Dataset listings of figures
_ _ _ _ _

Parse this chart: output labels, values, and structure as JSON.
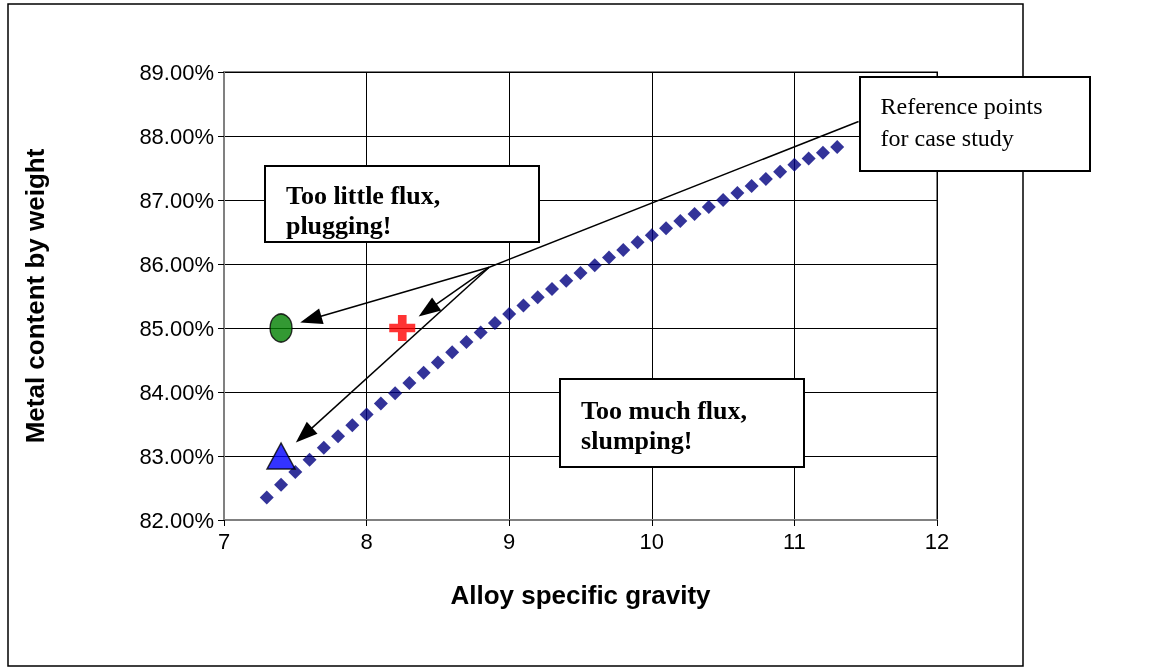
{
  "chart_data": {
    "type": "scatter",
    "xlabel": "Alloy specific gravity",
    "ylabel": "Metal content by weight",
    "xlim": [
      7,
      12
    ],
    "xticks": [
      7,
      8,
      9,
      10,
      11,
      12
    ],
    "ylim": [
      82,
      89
    ],
    "yticks": [
      {
        "value": 82,
        "label": "82.00%"
      },
      {
        "value": 83,
        "label": "83.00%"
      },
      {
        "value": 84,
        "label": "84.00%"
      },
      {
        "value": 85,
        "label": "85.00%"
      },
      {
        "value": 86,
        "label": "86.00%"
      },
      {
        "value": 87,
        "label": "87.00%"
      },
      {
        "value": 88,
        "label": "88.00%"
      },
      {
        "value": 89,
        "label": "89.00%"
      }
    ],
    "grid": true,
    "series": [
      {
        "color": "#000080",
        "marker": "diamond",
        "x": [
          7.3,
          7.4,
          7.5,
          7.6,
          7.7,
          7.8,
          7.9,
          8.0,
          8.1,
          8.2,
          8.3,
          8.4,
          8.5,
          8.6,
          8.7,
          8.8,
          8.9,
          9.0,
          9.1,
          9.2,
          9.3,
          9.4,
          9.5,
          9.6,
          9.7,
          9.8,
          9.9,
          10.0,
          10.1,
          10.2,
          10.3,
          10.4,
          10.5,
          10.6,
          10.7,
          10.8,
          10.9,
          11.0,
          11.1,
          11.2,
          11.3
        ],
        "values": [
          82.35,
          82.55,
          82.75,
          82.94,
          83.13,
          83.31,
          83.48,
          83.65,
          83.82,
          83.98,
          84.14,
          84.3,
          84.46,
          84.62,
          84.78,
          84.93,
          85.08,
          85.22,
          85.35,
          85.48,
          85.61,
          85.74,
          85.86,
          85.98,
          86.1,
          86.22,
          86.34,
          86.45,
          86.56,
          86.67,
          86.78,
          86.89,
          87.0,
          87.11,
          87.22,
          87.33,
          87.44,
          87.55,
          87.65,
          87.74,
          87.83
        ]
      },
      {
        "color": "#008000",
        "marker": "circle",
        "x": [
          7.4
        ],
        "values": [
          85.0
        ]
      },
      {
        "color": "#ff0000",
        "marker": "cross",
        "x": [
          8.25
        ],
        "values": [
          85.0
        ]
      },
      {
        "color": "#0000ff",
        "marker": "triangle",
        "x": [
          7.4
        ],
        "values": [
          83.0
        ]
      }
    ],
    "annotations": [
      "Too little flux, plugging!",
      "Too much flux, slumping!",
      "Reference points for case study"
    ]
  }
}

_ _ _ _ _

**Task description:**
Exactly reproduce each record, leaving out any pictures.

**Finished task:**
Parse this chart: output labels, values, and structure as JSON.
{
  "chart_data": {
    "type": "scatter",
    "xlabel": "Alloy specific gravity",
    "ylabel": "Metal content by weight",
    "xlim": [
      7,
      12
    ],
    "xticks": [
      7,
      8,
      9,
      10,
      11,
      12
    ],
    "ylim": [
      82,
      89
    ],
    "yticks": [
      {
        "value": 82,
        "label": "82.00%"
      },
      {
        "value": 83,
        "label": "83.00%"
      },
      {
        "value": 84,
        "label": "84.00%"
      },
      {
        "value": 85,
        "label": "85.00%"
      },
      {
        "value": 86,
        "label": "86.00%"
      },
      {
        "value": 87,
        "label": "87.00%"
      },
      {
        "value": 88,
        "label": "88.00%"
      },
      {
        "value": 89,
        "label": "89.00%"
      }
    ],
    "grid": true,
    "series": [
      {
        "color": "#000080",
        "marker": "diamond",
        "x": [
          7.3,
          7.4,
          7.5,
          7.6,
          7.7,
          7.8,
          7.9,
          8.0,
          8.1,
          8.2,
          8.3,
          8.4,
          8.5,
          8.6,
          8.7,
          8.8,
          8.9,
          9.0,
          9.1,
          9.2,
          9.3,
          9.4,
          9.5,
          9.6,
          9.7,
          9.8,
          9.9,
          10.0,
          10.1,
          10.2,
          10.3,
          10.4,
          10.5,
          10.6,
          10.7,
          10.8,
          10.9,
          11.0,
          11.1,
          11.2,
          11.3
        ],
        "values": [
          82.35,
          82.55,
          82.75,
          82.94,
          83.13,
          83.31,
          83.48,
          83.65,
          83.82,
          83.98,
          84.14,
          84.3,
          84.46,
          84.62,
          84.78,
          84.93,
          85.08,
          85.22,
          85.35,
          85.48,
          85.61,
          85.74,
          85.86,
          85.98,
          86.1,
          86.22,
          86.34,
          86.45,
          86.56,
          86.67,
          86.78,
          86.89,
          87.0,
          87.11,
          87.22,
          87.33,
          87.44,
          87.55,
          87.65,
          87.74,
          87.83
        ]
      },
      {
        "color": "#008000",
        "marker": "circle",
        "x": [
          7.4
        ],
        "values": [
          85.0
        ]
      },
      {
        "color": "#ff0000",
        "marker": "cross",
        "x": [
          8.25
        ],
        "values": [
          85.0
        ]
      },
      {
        "color": "#0000ff",
        "marker": "triangle",
        "x": [
          7.4
        ],
        "values": [
          83.0
        ]
      }
    ],
    "annotations": [
      "Too little flux, plugging!",
      "Too much flux, slumping!",
      "Reference points for case study"
    ]
  }
}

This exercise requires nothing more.